++++ Data supplied

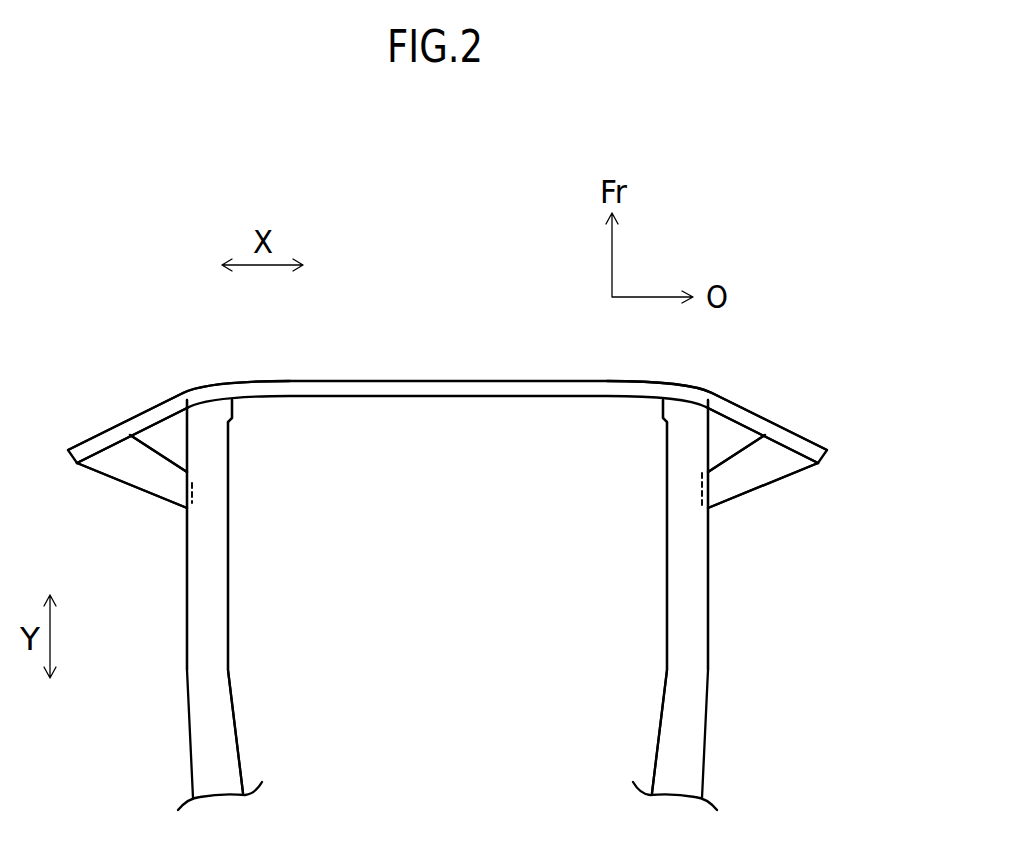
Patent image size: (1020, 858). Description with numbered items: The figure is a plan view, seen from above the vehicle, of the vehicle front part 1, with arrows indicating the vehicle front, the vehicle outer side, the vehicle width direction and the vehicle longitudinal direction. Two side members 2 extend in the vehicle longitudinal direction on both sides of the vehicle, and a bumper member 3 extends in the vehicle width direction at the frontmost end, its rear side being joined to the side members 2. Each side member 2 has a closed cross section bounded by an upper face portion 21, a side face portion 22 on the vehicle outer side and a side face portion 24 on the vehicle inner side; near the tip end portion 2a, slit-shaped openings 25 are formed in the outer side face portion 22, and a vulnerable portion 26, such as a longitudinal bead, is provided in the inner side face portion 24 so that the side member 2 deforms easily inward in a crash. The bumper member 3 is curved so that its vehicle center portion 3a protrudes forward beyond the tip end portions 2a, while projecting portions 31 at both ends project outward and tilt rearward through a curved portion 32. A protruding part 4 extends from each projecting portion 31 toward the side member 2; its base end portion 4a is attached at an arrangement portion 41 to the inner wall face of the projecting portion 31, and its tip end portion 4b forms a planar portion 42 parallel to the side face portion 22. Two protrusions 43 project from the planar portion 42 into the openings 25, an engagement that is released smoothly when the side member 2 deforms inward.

The vehicle front part 1 is at (495, 261).
The side member 2 is at (174, 700).
The tip end portion 2a is at (205, 400).
The upper face portion 21 is at (232, 745).
The side face portion on the vehicle outer side 22 is at (185, 643).
The side face portion on the vehicle inner side 24 is at (228, 642).
The slit-shaped opening 25 is at (196, 495).
The vulnerable portion 26 is at (232, 420).
The bumper member 3 is at (339, 369).
The vehicle center portion 3a is at (437, 380).
The projecting portion 31 is at (132, 413).
The curved portion 32 is at (170, 400).
The protruding part 4 is at (124, 495).
The base end portion 4a is at (93, 463).
The tip end portion 4b is at (177, 508).
The arrangement portion 41 is at (102, 438).
The planar portion 42 is at (193, 480).
The protrusion 43 is at (196, 494).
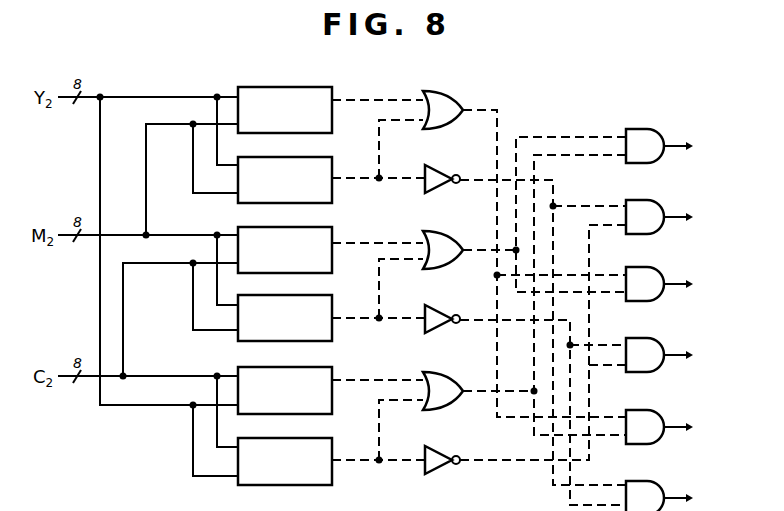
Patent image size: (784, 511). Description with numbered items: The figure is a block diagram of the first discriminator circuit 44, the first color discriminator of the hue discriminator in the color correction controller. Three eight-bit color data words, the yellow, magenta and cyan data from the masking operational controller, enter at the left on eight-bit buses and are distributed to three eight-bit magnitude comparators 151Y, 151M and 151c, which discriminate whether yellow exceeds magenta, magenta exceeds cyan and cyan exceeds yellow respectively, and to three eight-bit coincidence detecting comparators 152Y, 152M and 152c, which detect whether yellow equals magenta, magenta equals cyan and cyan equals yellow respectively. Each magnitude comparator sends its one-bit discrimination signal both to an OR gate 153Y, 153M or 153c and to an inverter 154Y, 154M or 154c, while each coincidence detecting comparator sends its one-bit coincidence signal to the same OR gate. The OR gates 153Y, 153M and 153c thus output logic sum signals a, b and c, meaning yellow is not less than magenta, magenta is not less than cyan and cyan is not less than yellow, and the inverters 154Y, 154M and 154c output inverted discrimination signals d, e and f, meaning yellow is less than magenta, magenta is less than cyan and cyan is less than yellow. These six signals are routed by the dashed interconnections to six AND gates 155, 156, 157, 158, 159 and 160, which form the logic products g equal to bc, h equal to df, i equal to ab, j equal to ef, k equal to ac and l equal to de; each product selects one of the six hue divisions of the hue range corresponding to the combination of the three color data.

The first discriminator circuit 44 is at (520, 99).
The magnitude comparator 151Y is at (315, 157).
The magnitude comparator 151M is at (315, 295).
The magnitude comparator 151c is at (315, 438).
The coincidence detecting comparator 152Y is at (325, 87).
The coincidence detecting comparator 152M is at (325, 227).
The coincidence detecting comparator 152c is at (325, 367).
The OR gate 153Y is at (441, 91).
The OR gate 153M is at (441, 231).
The OR gate 153c is at (441, 372).
The inverter 154Y is at (441, 165).
The inverter 154M is at (441, 305).
The inverter 154c is at (441, 446).
The AND gate 155 is at (638, 129).
The AND gate 156 is at (643, 186).
The AND gate 157 is at (643, 253).
The AND gate 158 is at (643, 324).
The AND gate 159 is at (643, 396).
The AND gate 160 is at (645, 467).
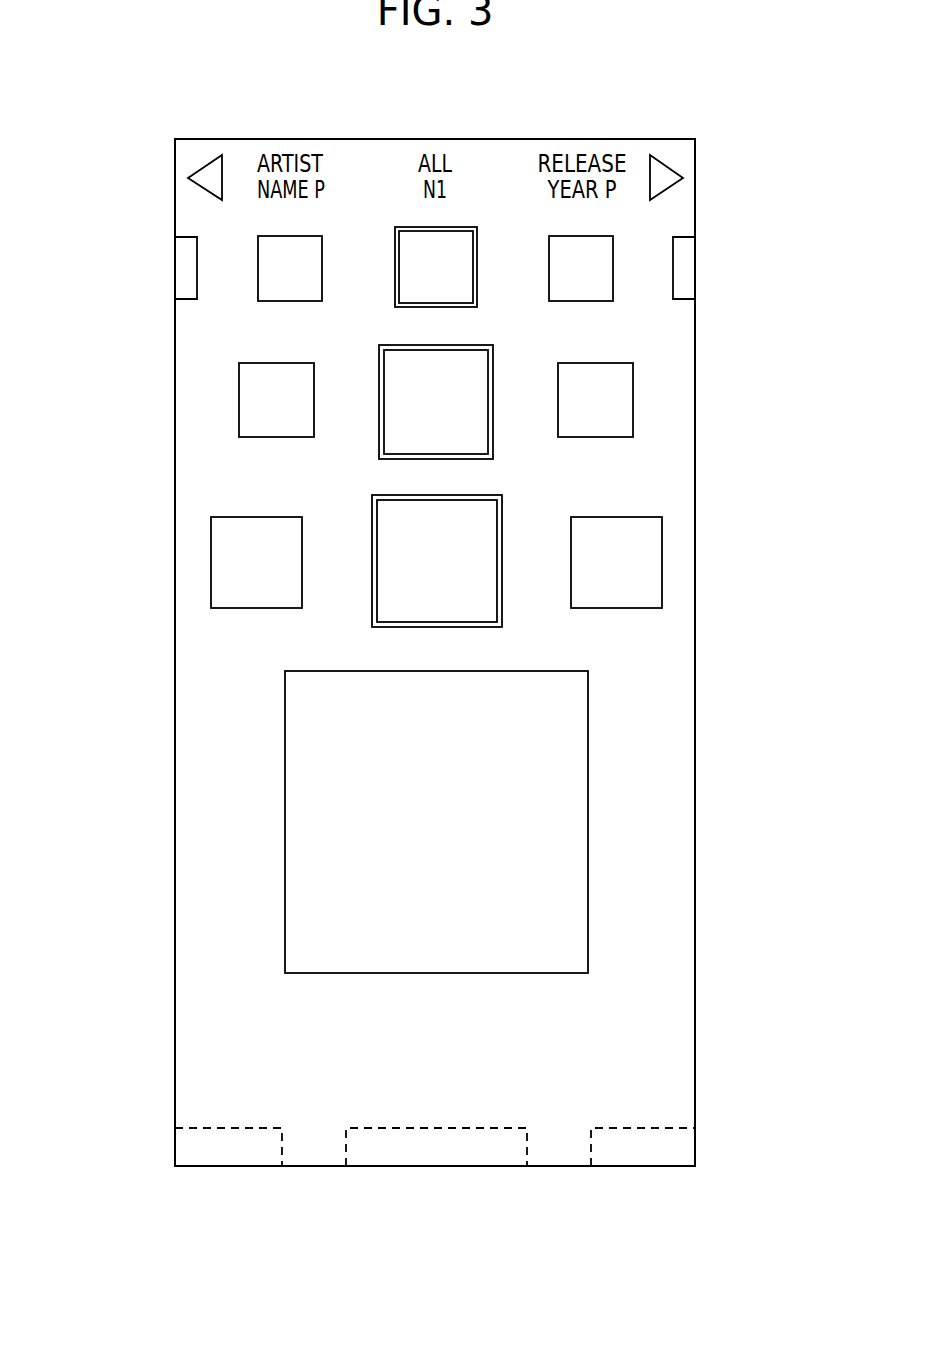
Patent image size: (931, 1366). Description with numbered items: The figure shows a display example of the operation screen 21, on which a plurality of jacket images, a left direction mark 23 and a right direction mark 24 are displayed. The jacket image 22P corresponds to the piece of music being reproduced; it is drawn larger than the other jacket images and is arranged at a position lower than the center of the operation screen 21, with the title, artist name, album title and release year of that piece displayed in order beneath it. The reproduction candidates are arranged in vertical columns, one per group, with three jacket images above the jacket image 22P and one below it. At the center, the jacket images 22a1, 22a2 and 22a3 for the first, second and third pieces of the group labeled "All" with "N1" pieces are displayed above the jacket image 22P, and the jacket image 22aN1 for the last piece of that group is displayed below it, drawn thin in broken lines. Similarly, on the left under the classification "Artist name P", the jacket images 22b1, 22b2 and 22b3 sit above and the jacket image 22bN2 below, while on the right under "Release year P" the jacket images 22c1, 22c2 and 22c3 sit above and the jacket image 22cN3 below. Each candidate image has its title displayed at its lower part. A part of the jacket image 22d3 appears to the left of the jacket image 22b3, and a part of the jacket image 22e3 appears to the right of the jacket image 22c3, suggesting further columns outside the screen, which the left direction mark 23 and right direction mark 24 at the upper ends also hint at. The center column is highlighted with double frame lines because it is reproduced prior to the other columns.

The operation screen 21 is at (175, 773).
The left direction mark 23 is at (203, 168).
The right direction mark 24 is at (666, 164).
The jacket image 22d3 is at (185, 237).
The jacket image 22e3 is at (687, 237).
The jacket image 22b3 is at (258, 292).
The jacket image 22a3 is at (475, 307).
The jacket image 22c3 is at (613, 292).
The jacket image 22b2 is at (239, 398).
The jacket image 22a2 is at (493, 459).
The jacket image 22c2 is at (633, 397).
The jacket image 22b1 is at (211, 560).
The jacket image 22a1 is at (502, 627).
The jacket image 22c1 is at (662, 560).
The jacket image 22P is at (588, 822).
The jacket image 22bN2 is at (222, 1128).
The jacket image 22aN1 is at (522, 1150).
The jacket image 22cN3 is at (652, 1128).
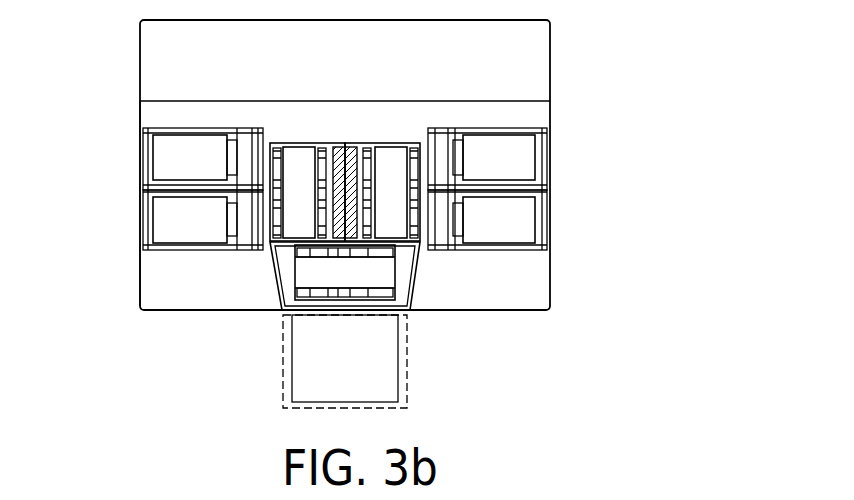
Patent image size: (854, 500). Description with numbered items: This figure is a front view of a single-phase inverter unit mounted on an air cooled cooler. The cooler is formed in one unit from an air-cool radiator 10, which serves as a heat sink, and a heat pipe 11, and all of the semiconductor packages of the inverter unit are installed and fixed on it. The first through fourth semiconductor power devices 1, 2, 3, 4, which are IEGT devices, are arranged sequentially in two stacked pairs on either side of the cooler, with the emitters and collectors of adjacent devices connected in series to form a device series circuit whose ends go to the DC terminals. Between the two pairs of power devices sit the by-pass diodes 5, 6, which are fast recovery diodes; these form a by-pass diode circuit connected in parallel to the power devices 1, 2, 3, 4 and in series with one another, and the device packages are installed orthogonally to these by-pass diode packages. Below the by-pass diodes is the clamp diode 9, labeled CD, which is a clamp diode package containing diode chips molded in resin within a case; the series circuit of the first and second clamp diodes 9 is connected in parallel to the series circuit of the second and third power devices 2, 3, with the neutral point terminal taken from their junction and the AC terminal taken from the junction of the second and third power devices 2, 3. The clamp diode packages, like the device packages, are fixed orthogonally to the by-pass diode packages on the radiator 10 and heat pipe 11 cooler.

The first semiconductor power device 1 is at (191, 235).
The second semiconductor power device 2 is at (193, 140).
The third semiconductor power device 3 is at (500, 140).
The fourth semiconductor power device 4 is at (500, 237).
The by-pass diode 5 is at (301, 147).
The by-pass diode 6 is at (393, 147).
The clamp diode 9 is at (295, 267).
The air-cool radiator 10 is at (550, 61).
The heat pipe 11 is at (140, 289).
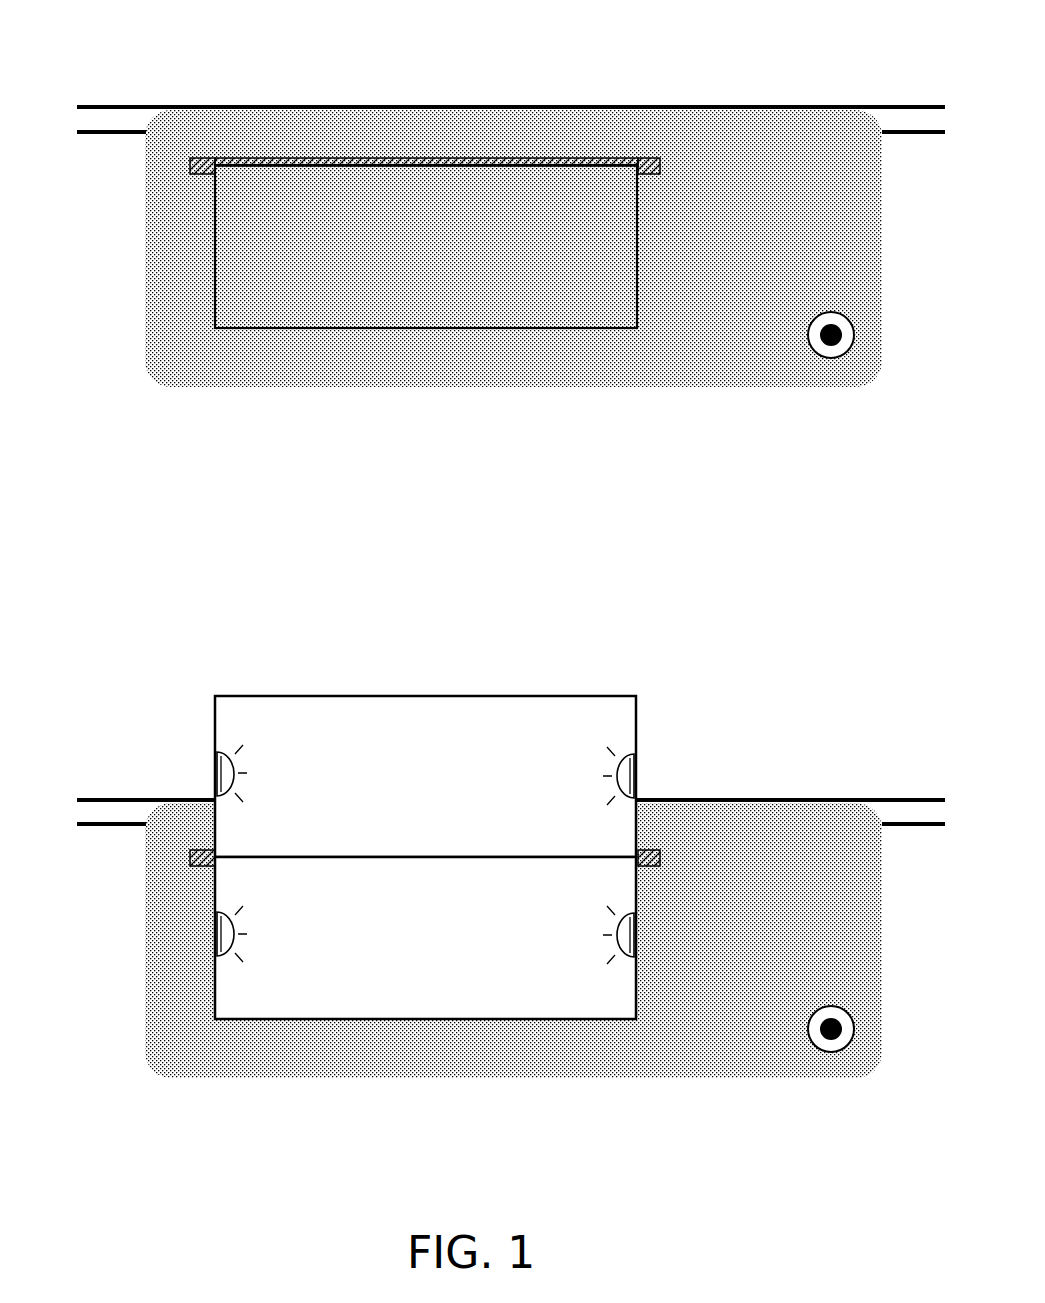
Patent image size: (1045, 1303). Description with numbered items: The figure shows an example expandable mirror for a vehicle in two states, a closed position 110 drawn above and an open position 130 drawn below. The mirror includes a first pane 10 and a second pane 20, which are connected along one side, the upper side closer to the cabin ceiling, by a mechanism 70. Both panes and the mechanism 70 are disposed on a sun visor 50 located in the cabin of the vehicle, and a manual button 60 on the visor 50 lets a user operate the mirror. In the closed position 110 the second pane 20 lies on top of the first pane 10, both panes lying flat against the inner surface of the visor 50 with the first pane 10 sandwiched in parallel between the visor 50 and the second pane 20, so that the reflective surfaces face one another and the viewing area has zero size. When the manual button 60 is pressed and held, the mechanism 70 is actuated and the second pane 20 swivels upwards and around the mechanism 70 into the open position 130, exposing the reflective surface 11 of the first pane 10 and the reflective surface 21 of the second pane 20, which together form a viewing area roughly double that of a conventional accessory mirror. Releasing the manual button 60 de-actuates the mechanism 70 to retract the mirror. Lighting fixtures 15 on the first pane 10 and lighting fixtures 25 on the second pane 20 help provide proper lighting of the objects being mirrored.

The closed position 110 is at (148, 37).
The open position 130 is at (148, 658).
The sun visor 50 is at (146, 359).
The manual button 60 is at (849, 363).
The mechanism 70 is at (666, 166).
The second pane 20 is at (641, 273).
The first pane 10 is at (588, 1024).
The reflective surface 21 is at (451, 788).
The reflective surface 11 is at (452, 945).
The lighting fixture 25 is at (262, 773).
The lighting fixture 15 is at (262, 933).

++++++++

◆ **What is asked**: Render the lines of the records as a Markdown table with the columns Row and Line. Begin at the line that has "Patent image size: (1045, 1303).", stop after the line that has "The manual button 60 is at (849, 363).", number each row, and leave out blank lines.

◆ **Response to this exercise**:
| Row | Line |
|---|---|
| 1 | Patent image size: (1045, 1303). Description with numbered items: The figure shows an example expandable mirror for a vehicle in two states, a closed position 110 drawn above and an open position 130 drawn below. The mirror includes a first pane 10 and a second pane 20, which are connected along one side, the upper side closer to the cabin ceiling, by a mechanism 70. Both panes and the mechanism 70 are disposed on a sun visor 50 located in the cabin of the vehicle, and a manual button 60 on the visor 50 lets a user operate the mirror. In the closed position 110 the second pane 20 lies on top of the first pane 10, both panes lying flat against the inner surface of the visor 50 with the first pane 10 sandwiched in parallel between the visor 50 and the second pane 20, so that the reflective surfaces face one another and the viewing area has zero size. When the manual button 60 is pressed and held, the mechanism 70 is actuated and the second pane 20 swivels upwards and around the mechanism 70 into the open position 130, exposing the reflective surface 11 of the first pane 10 and the reflective surface 21 of the second pane 20, which together form a viewing area roughly double that of a conventional accessory mirror. Releasing the manual button 60 de-actuates the mechanism 70 to retract the mirror. Lighting fixtures 15 on the first pane 10 and lighting fixtures 25 on the second pane 20 help provide proper lighting of the objects being mirrored. |
| 2 | The closed position 110 is at (148, 37). |
| 3 | The open position 130 is at (148, 658). |
| 4 | The sun visor 50 is at (146, 359). |
| 5 | The manual button 60 is at (849, 363). |